RECORDED INFORMATION:
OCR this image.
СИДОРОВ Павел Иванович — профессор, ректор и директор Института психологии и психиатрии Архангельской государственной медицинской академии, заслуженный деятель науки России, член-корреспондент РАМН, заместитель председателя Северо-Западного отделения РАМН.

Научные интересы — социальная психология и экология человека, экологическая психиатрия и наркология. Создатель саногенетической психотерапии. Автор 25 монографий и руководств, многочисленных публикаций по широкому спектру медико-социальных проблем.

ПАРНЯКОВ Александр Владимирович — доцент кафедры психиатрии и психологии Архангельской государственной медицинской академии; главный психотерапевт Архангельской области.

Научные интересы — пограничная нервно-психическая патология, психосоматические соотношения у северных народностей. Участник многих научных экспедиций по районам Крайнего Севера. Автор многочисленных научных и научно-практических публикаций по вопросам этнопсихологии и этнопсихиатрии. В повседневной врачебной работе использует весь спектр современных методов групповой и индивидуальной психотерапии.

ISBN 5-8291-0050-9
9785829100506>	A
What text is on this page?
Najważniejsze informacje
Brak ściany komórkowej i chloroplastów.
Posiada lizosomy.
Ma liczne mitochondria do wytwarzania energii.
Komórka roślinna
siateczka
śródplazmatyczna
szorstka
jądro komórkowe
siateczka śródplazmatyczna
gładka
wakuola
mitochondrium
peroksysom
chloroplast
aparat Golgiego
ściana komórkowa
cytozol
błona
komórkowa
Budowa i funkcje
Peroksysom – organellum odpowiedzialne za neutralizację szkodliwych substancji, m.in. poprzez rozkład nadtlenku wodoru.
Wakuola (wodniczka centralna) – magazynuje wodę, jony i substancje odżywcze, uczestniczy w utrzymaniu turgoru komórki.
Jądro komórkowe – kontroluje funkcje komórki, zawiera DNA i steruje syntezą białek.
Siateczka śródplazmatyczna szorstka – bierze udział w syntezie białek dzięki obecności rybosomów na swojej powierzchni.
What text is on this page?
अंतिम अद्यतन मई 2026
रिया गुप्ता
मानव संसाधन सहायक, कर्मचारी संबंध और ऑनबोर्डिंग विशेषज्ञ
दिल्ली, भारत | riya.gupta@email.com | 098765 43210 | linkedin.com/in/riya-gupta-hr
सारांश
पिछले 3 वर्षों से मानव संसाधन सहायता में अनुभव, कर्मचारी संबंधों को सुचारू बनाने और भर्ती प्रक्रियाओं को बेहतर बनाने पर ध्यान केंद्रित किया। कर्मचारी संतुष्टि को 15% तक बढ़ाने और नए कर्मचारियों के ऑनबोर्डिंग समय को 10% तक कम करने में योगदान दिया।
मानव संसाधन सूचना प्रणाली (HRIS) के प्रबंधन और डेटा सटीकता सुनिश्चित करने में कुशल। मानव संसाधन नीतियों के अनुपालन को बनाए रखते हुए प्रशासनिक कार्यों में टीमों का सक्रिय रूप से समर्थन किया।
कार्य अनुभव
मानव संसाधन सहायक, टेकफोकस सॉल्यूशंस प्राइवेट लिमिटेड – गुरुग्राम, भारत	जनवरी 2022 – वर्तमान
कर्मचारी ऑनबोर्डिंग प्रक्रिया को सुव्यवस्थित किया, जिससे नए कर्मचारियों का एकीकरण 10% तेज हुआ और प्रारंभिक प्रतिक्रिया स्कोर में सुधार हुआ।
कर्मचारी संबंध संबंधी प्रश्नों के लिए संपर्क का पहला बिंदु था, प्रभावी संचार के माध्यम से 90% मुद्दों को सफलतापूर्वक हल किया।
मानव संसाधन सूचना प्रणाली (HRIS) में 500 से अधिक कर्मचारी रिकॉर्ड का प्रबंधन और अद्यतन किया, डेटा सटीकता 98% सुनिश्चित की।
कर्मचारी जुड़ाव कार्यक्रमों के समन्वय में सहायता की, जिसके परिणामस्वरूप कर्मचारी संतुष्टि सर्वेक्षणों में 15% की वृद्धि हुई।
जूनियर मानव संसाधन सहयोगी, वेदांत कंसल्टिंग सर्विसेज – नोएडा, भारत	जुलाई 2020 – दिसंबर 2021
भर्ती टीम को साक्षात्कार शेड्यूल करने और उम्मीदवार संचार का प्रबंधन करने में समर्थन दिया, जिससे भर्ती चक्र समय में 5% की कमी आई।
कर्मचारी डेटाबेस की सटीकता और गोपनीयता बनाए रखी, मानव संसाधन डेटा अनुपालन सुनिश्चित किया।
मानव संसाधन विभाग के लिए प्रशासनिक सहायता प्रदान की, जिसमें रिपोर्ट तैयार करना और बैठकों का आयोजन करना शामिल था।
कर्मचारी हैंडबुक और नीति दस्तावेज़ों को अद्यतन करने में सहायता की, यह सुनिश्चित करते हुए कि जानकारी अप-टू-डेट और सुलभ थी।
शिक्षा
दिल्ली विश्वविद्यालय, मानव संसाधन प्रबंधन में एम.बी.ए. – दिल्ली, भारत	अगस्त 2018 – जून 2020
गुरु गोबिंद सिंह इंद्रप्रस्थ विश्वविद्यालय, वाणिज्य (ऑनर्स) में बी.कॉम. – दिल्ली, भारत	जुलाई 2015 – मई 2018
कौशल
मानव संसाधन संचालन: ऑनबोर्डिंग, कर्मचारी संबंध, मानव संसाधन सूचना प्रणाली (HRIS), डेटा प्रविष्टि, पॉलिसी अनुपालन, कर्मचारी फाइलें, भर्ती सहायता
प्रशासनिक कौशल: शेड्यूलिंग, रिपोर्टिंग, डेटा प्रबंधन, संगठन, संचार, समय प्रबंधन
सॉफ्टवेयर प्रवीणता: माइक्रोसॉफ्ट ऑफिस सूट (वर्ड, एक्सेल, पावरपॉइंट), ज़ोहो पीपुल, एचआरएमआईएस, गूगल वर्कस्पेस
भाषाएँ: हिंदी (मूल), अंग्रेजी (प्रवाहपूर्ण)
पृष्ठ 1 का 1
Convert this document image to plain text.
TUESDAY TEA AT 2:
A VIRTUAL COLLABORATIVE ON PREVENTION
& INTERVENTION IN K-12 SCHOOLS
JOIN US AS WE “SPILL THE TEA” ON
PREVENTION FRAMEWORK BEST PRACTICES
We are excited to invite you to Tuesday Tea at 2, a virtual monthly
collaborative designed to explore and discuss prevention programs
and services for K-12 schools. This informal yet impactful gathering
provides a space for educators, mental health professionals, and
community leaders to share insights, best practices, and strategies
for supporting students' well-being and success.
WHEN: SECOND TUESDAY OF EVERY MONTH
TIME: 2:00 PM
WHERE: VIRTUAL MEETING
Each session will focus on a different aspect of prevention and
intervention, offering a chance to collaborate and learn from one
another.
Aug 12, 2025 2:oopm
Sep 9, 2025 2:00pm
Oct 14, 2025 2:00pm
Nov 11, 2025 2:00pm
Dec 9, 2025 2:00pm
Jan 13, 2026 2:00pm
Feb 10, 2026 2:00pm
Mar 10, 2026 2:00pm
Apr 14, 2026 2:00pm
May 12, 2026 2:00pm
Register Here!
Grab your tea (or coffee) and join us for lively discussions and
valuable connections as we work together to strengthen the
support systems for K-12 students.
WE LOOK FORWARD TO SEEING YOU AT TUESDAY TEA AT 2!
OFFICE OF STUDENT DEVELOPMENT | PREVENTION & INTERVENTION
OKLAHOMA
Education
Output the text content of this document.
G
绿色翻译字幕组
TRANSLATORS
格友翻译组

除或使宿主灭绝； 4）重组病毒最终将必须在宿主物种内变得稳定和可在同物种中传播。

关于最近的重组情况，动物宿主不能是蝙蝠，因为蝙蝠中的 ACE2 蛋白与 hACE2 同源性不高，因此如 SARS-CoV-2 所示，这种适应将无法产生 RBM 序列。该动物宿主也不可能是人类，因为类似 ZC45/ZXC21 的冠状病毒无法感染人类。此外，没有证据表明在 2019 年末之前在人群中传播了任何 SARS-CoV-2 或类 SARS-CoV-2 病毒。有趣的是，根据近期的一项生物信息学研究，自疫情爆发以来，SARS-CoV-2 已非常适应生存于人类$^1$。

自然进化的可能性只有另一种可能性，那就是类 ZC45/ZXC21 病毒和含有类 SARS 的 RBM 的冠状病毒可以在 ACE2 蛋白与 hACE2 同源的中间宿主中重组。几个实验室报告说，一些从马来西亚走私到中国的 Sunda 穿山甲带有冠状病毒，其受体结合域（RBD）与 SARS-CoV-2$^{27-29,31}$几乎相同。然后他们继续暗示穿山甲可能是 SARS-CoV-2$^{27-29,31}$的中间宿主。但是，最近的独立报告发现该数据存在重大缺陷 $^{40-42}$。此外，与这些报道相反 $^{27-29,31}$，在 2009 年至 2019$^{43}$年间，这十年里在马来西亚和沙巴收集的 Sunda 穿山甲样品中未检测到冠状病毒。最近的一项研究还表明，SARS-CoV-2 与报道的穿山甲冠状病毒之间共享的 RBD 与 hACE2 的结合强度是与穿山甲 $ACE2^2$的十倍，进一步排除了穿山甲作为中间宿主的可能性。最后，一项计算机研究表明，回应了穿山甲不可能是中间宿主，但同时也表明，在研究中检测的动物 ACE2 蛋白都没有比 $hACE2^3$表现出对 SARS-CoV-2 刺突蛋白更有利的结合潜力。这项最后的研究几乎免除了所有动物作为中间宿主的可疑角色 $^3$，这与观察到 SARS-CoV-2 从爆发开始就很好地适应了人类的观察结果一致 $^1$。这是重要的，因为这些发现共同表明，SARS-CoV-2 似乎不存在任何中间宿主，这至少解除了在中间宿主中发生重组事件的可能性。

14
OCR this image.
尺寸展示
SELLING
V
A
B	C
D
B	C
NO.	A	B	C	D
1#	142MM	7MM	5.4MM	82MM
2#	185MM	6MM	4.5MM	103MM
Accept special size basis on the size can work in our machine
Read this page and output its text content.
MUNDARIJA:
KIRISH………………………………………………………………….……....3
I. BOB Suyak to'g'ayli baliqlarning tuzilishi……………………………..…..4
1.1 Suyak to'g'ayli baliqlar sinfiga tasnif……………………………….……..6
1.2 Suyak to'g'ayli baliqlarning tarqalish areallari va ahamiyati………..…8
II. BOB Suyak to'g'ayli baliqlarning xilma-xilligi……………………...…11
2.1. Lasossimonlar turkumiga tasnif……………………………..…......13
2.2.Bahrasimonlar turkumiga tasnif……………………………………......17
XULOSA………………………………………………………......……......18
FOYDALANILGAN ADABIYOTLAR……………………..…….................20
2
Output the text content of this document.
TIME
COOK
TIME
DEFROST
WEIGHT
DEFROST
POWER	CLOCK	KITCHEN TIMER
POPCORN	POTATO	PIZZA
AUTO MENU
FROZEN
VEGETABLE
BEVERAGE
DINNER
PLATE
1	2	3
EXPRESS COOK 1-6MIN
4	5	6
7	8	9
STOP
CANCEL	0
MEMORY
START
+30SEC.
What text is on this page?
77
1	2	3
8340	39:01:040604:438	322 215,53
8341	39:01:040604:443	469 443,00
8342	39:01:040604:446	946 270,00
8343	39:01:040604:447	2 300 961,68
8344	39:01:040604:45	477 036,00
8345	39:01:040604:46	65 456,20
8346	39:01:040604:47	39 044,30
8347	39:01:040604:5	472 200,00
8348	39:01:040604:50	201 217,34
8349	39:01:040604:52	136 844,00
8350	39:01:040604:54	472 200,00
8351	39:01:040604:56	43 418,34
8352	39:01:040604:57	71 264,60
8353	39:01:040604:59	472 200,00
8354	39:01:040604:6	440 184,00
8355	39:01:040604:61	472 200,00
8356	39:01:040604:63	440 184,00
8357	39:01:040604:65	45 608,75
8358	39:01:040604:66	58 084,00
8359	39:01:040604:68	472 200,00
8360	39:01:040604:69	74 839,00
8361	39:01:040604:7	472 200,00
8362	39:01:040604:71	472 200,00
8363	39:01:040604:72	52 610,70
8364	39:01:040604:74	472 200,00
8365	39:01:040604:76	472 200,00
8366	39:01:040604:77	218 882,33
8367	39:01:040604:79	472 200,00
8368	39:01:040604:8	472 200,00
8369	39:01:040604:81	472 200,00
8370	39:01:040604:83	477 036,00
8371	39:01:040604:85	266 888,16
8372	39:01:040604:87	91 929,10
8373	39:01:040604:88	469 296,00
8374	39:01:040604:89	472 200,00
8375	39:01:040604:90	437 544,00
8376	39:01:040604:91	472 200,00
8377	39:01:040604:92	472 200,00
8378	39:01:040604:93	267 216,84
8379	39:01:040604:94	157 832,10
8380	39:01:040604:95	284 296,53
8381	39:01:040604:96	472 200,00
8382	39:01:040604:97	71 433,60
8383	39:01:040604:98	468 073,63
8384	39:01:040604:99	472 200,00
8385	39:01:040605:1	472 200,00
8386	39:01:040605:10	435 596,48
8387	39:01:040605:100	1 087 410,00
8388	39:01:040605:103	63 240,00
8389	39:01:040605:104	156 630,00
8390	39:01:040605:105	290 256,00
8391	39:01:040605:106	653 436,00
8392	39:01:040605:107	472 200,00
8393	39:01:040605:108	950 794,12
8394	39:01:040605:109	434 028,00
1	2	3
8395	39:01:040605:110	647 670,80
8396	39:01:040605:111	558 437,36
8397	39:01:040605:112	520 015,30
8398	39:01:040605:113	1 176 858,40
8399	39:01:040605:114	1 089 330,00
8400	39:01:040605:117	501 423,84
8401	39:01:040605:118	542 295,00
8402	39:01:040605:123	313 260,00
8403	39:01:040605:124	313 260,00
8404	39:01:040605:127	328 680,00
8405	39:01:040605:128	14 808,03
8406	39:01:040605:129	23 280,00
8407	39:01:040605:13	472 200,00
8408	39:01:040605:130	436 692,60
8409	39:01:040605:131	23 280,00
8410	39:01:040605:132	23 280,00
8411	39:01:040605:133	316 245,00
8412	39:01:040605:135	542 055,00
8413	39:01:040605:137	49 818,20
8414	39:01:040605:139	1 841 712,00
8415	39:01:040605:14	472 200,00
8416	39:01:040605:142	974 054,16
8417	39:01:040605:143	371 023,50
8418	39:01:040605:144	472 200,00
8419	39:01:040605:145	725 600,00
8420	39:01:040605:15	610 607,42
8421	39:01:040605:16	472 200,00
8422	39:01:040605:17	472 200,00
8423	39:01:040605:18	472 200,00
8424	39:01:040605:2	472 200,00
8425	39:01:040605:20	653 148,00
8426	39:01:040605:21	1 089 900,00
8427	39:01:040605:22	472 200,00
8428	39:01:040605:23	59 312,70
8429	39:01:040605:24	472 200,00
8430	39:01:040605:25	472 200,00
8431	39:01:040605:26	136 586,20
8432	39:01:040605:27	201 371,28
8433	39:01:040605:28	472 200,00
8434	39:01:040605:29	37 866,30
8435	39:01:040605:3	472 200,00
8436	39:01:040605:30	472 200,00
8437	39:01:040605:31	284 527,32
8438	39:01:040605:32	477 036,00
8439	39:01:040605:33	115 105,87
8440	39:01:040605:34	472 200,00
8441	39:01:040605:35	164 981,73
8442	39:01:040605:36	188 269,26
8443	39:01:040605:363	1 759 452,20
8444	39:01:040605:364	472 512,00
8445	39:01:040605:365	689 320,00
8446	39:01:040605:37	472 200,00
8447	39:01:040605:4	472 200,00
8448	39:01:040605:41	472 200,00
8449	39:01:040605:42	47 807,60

REQUIREMENT:
From the entries above, copy every line containing the word "государственной".

OUTPUT BELOW:
СИДОРОВ Павел Иванович — профессор, ректор и директор Института психологии и психиатрии Архангельской государственной медицинской академии, заслуженный деятель науки России, член-корреспондент РАМН, заместитель председателя Северо-Западного отделения РАМН.
ПАРНЯКОВ Александр Владимирович — доцент кафедры психиатрии и психологии Архангельской государственной медицинской академии; главный психотерапевт Архангельской области.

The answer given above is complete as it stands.